=== RECORDS SHOWN ===
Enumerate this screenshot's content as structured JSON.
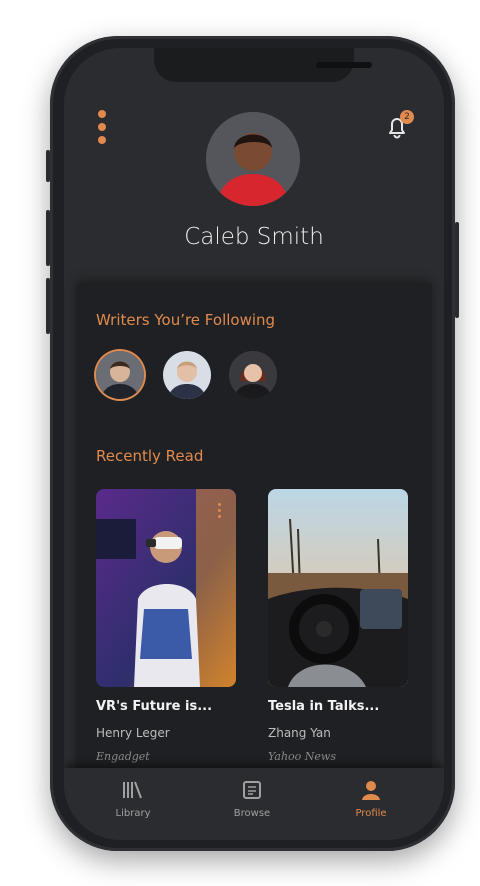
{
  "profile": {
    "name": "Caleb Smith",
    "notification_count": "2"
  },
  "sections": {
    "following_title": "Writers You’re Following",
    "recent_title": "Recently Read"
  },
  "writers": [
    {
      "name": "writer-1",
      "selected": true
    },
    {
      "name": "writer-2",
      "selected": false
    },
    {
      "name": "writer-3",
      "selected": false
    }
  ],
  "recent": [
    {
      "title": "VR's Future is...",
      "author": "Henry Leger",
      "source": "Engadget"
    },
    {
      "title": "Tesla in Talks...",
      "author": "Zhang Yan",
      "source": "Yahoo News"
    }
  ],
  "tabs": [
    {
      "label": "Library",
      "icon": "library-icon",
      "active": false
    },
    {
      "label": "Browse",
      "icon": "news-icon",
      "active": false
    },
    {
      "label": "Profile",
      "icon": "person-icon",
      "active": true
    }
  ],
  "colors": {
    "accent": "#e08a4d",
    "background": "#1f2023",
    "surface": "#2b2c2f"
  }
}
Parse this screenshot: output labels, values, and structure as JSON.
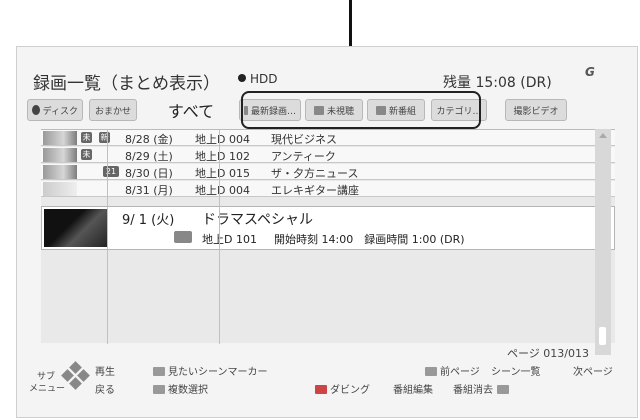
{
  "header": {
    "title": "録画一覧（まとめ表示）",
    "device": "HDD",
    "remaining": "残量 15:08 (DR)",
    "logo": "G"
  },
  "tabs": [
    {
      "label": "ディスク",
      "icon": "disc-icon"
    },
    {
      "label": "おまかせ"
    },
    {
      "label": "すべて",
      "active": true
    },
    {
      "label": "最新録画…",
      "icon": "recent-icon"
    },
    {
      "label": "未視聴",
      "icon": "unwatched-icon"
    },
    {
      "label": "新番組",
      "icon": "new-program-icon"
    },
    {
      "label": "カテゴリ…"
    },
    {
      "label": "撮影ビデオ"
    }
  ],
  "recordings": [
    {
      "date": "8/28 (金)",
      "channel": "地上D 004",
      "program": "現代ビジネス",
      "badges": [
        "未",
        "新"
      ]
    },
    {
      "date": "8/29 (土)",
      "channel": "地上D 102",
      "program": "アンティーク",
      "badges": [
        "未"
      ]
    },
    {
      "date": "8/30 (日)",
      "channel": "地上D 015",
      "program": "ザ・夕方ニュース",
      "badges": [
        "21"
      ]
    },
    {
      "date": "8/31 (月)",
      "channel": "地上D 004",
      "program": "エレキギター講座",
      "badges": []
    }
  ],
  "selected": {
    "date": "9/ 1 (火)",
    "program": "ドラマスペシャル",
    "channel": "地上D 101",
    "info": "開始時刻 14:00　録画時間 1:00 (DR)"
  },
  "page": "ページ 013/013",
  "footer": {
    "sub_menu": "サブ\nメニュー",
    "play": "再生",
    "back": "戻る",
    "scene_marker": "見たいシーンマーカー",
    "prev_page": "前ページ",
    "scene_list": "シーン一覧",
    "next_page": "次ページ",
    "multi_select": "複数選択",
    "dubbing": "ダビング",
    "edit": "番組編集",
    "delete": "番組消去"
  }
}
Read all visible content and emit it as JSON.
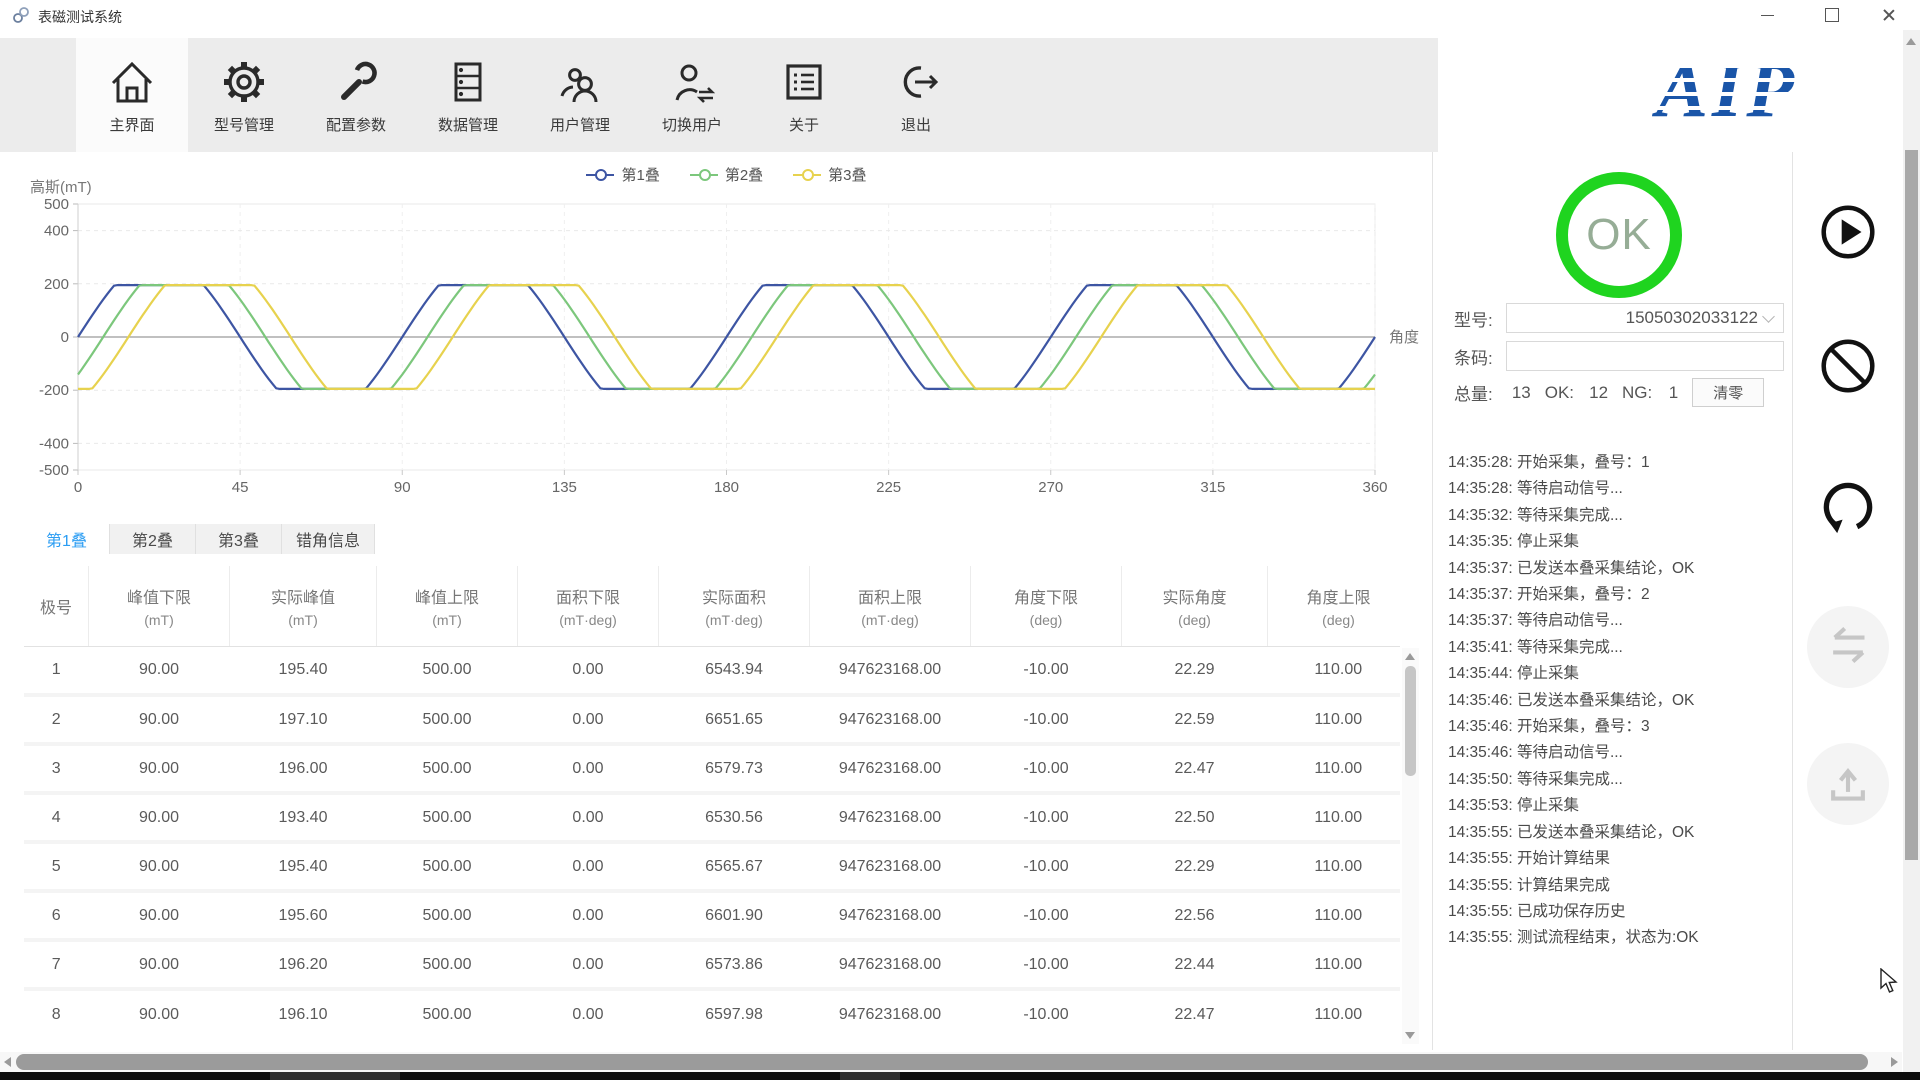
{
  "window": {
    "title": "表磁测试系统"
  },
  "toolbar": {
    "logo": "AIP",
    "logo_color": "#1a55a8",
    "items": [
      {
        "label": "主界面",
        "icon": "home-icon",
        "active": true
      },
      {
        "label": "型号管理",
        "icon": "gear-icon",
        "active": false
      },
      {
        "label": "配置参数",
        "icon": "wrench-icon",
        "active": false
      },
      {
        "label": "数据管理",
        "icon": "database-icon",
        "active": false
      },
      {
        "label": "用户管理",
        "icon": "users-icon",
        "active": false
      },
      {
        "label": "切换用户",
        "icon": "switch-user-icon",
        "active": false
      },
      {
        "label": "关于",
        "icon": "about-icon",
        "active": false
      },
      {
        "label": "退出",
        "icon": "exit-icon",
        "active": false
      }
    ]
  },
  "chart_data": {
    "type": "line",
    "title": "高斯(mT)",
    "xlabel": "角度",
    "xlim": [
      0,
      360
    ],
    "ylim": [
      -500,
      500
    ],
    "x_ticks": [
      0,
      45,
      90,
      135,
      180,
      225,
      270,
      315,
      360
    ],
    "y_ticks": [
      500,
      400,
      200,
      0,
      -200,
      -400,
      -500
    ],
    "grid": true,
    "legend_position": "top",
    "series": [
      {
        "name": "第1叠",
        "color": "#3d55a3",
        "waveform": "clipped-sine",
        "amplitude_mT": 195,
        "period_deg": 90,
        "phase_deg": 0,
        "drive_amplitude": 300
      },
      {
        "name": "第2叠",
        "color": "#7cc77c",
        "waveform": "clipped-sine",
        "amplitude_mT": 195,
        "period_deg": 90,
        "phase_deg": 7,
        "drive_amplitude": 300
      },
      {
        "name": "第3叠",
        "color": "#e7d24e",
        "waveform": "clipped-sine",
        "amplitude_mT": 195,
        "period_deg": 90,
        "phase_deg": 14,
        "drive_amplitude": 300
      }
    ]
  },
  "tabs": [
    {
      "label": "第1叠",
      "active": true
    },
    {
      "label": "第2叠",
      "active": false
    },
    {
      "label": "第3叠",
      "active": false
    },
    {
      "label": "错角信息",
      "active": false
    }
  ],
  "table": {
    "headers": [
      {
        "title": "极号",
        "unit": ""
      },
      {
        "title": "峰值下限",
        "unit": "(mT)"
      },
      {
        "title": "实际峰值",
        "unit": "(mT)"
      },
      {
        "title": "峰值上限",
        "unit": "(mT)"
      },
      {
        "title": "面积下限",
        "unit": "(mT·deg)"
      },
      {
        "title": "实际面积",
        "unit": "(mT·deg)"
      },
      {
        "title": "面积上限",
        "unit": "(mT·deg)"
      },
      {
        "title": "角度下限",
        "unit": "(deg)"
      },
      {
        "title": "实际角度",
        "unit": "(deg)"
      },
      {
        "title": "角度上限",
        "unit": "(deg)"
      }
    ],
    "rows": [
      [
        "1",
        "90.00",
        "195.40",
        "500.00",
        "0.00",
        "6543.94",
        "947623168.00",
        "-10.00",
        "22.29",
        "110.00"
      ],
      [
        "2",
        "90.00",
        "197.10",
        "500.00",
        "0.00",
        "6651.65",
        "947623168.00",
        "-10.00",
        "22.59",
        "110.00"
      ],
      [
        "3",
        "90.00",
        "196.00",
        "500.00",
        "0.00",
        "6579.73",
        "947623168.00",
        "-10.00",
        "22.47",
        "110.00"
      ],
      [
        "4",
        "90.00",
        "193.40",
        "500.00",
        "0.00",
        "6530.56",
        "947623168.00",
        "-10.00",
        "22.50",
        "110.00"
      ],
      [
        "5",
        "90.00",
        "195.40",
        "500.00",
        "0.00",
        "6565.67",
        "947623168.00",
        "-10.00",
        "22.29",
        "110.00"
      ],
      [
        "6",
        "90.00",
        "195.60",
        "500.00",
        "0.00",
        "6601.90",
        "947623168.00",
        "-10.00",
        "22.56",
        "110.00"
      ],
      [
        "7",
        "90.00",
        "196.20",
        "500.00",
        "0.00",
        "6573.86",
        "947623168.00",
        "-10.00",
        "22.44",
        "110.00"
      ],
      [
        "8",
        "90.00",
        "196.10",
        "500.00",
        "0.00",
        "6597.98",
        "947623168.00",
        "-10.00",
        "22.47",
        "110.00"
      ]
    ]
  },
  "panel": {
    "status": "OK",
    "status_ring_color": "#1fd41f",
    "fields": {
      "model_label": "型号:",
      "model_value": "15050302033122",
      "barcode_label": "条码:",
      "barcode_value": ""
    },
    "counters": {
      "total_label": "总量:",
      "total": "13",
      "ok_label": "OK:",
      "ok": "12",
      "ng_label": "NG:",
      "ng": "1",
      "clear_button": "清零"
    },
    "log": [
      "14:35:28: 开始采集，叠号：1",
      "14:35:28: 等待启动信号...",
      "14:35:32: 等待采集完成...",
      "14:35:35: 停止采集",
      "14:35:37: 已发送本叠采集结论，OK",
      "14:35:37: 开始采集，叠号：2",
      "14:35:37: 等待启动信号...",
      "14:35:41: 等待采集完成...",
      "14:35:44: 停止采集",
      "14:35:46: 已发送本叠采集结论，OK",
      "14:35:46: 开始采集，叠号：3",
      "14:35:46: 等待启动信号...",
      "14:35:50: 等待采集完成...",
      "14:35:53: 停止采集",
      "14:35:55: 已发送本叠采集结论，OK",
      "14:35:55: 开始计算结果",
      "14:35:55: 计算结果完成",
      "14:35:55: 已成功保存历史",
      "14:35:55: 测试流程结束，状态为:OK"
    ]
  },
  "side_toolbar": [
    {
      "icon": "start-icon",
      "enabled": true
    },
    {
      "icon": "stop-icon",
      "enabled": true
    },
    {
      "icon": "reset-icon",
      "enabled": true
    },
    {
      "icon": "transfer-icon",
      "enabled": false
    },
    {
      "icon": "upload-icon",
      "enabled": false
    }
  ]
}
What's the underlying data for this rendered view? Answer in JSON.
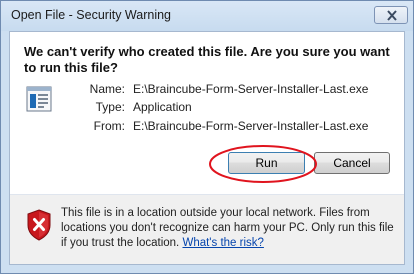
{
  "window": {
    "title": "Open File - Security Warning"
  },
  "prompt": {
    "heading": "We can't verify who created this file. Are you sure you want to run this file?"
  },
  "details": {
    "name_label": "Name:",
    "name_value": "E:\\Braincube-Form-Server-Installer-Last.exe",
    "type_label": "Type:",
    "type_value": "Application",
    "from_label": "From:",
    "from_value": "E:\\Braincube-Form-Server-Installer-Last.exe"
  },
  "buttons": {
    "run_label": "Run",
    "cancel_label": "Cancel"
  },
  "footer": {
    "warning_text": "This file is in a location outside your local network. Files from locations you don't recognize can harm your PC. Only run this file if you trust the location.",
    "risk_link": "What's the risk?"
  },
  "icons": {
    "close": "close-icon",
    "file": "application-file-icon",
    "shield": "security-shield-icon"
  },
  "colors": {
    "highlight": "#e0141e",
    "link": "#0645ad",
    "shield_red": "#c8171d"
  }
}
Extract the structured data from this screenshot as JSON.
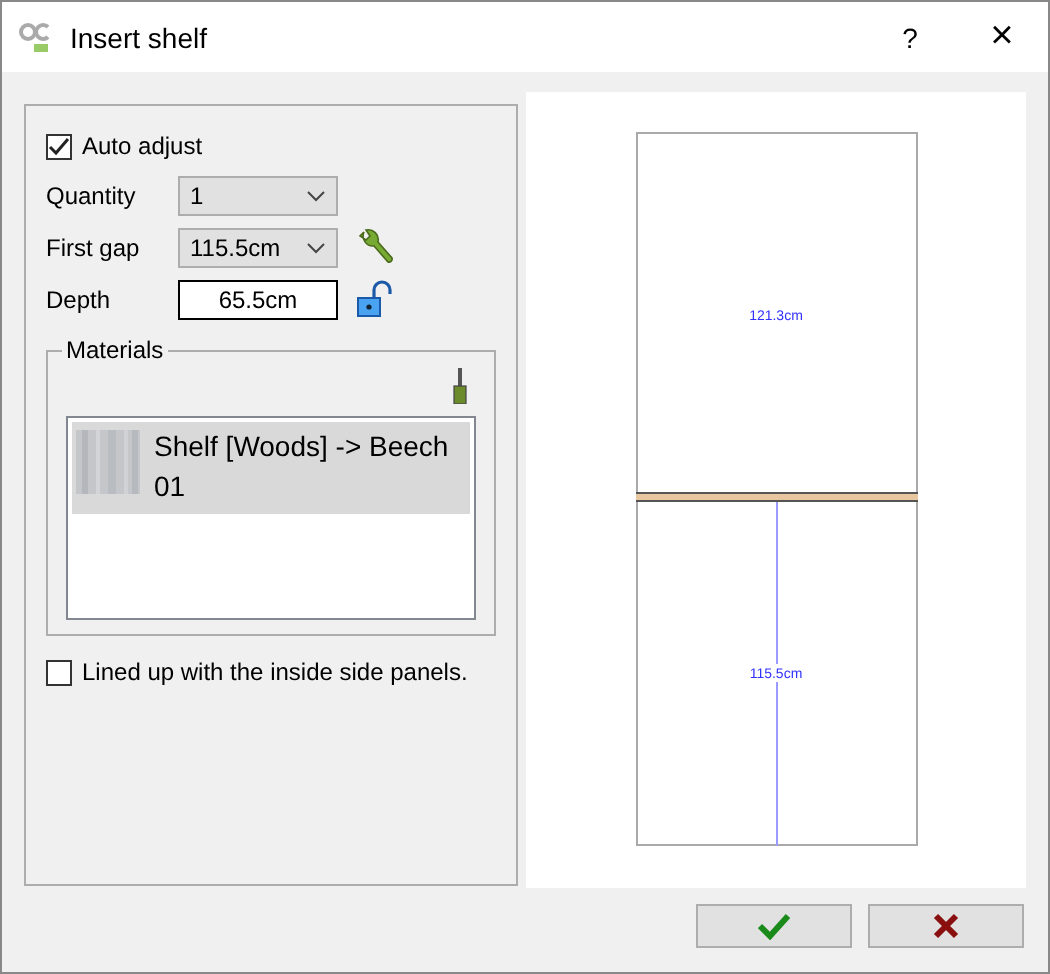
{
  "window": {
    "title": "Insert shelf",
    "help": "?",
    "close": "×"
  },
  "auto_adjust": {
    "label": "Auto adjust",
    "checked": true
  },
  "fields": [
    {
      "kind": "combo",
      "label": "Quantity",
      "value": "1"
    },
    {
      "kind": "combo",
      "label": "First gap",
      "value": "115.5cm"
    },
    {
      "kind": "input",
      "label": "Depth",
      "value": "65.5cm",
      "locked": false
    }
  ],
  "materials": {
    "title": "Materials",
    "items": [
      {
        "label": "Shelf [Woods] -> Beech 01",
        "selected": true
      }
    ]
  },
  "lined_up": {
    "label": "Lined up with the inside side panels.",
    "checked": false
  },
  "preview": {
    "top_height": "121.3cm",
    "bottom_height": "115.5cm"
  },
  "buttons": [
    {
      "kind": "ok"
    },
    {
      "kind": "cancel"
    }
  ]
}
===
> **EXERCISE REQUIREMENTS**
State how many lines in the entries above include the word "author"; reply with the number alone.

> **OUTPUT BELOW**
2